%%
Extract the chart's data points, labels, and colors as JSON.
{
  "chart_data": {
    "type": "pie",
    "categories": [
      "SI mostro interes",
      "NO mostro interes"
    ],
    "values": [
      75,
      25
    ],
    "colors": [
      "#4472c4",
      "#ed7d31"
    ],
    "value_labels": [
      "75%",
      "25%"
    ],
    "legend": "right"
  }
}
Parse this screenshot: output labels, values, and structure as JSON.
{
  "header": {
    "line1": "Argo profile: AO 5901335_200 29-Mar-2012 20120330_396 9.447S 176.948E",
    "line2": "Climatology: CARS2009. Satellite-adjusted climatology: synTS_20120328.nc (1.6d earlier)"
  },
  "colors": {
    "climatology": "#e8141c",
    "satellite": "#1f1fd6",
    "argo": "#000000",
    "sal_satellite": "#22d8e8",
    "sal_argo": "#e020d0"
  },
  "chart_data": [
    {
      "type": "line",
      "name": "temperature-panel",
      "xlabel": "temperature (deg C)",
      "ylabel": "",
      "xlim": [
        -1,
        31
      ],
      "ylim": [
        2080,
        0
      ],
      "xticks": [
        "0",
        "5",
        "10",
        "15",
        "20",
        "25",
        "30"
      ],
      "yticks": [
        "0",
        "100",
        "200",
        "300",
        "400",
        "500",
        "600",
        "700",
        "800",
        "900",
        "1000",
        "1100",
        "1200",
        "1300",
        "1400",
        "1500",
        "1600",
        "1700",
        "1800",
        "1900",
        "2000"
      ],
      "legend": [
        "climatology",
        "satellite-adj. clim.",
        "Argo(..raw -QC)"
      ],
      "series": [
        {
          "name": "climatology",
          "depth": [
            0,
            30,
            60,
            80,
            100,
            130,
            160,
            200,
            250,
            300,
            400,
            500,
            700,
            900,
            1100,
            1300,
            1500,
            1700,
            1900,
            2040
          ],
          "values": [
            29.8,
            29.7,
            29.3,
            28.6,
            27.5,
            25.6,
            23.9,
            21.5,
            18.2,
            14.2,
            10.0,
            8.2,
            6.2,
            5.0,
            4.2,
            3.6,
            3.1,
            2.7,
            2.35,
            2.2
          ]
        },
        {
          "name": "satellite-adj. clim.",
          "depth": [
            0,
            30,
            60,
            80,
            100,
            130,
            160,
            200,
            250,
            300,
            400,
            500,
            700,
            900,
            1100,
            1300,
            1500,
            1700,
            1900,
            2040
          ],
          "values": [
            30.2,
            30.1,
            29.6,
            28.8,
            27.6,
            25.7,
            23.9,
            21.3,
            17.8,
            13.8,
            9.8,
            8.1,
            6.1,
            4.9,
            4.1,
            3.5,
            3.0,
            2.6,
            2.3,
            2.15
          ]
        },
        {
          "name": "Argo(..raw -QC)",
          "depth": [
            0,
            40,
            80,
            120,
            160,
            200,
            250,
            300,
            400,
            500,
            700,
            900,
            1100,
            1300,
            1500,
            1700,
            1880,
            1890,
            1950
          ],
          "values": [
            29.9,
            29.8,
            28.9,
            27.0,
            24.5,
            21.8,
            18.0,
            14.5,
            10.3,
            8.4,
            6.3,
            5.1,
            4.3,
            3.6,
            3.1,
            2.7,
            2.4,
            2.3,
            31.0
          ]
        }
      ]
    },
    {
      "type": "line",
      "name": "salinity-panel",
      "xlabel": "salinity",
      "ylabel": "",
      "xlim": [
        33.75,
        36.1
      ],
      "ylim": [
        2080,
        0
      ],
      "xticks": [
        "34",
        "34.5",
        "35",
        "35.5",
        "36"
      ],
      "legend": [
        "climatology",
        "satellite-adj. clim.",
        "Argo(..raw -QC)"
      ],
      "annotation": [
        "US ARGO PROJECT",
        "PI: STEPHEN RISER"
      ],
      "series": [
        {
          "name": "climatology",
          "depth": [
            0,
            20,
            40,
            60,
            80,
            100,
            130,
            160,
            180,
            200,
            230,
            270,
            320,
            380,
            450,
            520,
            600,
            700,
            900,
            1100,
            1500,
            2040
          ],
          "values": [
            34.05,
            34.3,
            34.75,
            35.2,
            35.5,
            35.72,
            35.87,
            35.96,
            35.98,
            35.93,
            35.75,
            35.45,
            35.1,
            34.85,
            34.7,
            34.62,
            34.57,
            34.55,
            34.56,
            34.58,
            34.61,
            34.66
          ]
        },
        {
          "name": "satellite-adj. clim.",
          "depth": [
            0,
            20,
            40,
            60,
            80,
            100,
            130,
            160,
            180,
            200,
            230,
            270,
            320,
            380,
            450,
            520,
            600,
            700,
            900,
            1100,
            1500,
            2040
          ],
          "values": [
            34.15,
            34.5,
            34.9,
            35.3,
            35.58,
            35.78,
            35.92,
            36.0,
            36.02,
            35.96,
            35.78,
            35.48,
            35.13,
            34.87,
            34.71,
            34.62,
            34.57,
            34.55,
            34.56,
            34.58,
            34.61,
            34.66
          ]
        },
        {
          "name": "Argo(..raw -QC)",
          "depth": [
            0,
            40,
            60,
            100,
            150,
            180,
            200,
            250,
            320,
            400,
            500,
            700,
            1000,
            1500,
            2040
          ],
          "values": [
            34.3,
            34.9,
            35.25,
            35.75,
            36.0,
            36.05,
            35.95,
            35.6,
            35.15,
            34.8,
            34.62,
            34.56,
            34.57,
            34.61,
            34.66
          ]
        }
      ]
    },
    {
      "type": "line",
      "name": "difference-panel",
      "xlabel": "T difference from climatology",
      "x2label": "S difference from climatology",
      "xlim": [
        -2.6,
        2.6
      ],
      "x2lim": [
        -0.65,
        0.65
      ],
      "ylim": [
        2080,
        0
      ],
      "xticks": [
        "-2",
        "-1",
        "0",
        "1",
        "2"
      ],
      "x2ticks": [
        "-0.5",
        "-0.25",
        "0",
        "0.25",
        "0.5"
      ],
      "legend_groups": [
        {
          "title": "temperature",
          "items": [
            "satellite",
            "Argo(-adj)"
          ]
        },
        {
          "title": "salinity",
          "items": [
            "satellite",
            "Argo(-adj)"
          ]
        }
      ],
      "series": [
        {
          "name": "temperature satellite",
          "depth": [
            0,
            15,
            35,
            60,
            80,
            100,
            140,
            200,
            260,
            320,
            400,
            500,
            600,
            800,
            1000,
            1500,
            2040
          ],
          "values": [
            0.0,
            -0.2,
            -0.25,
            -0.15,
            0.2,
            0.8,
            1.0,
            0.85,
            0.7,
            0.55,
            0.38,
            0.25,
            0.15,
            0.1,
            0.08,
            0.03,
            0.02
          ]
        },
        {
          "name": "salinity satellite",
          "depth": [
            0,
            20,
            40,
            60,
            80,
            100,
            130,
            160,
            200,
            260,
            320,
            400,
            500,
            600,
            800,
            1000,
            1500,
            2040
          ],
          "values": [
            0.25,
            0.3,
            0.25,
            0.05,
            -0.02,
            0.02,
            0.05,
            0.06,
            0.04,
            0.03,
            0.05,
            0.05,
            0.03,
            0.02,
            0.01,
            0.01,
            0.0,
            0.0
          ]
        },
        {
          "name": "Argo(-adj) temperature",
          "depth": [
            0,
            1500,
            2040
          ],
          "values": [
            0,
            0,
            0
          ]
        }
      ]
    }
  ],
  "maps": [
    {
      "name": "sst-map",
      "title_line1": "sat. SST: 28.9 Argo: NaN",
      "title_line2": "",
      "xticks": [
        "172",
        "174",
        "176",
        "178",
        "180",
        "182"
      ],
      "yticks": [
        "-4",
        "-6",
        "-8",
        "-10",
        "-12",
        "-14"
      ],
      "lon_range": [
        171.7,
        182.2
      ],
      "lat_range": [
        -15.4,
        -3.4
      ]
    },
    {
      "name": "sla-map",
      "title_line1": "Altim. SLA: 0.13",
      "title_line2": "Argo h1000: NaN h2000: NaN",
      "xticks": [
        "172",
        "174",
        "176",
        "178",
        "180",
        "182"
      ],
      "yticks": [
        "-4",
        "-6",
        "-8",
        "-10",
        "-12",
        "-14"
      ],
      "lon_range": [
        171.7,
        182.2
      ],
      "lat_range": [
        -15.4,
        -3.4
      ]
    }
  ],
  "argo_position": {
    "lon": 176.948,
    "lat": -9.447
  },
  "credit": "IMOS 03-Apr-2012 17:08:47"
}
%%
Copy out each line of the material that holds the word "salinity".

      "name": "salinity-panel",
      "xlabel": "salinity",
          "title": "salinity",
          "name": "salinity satellite",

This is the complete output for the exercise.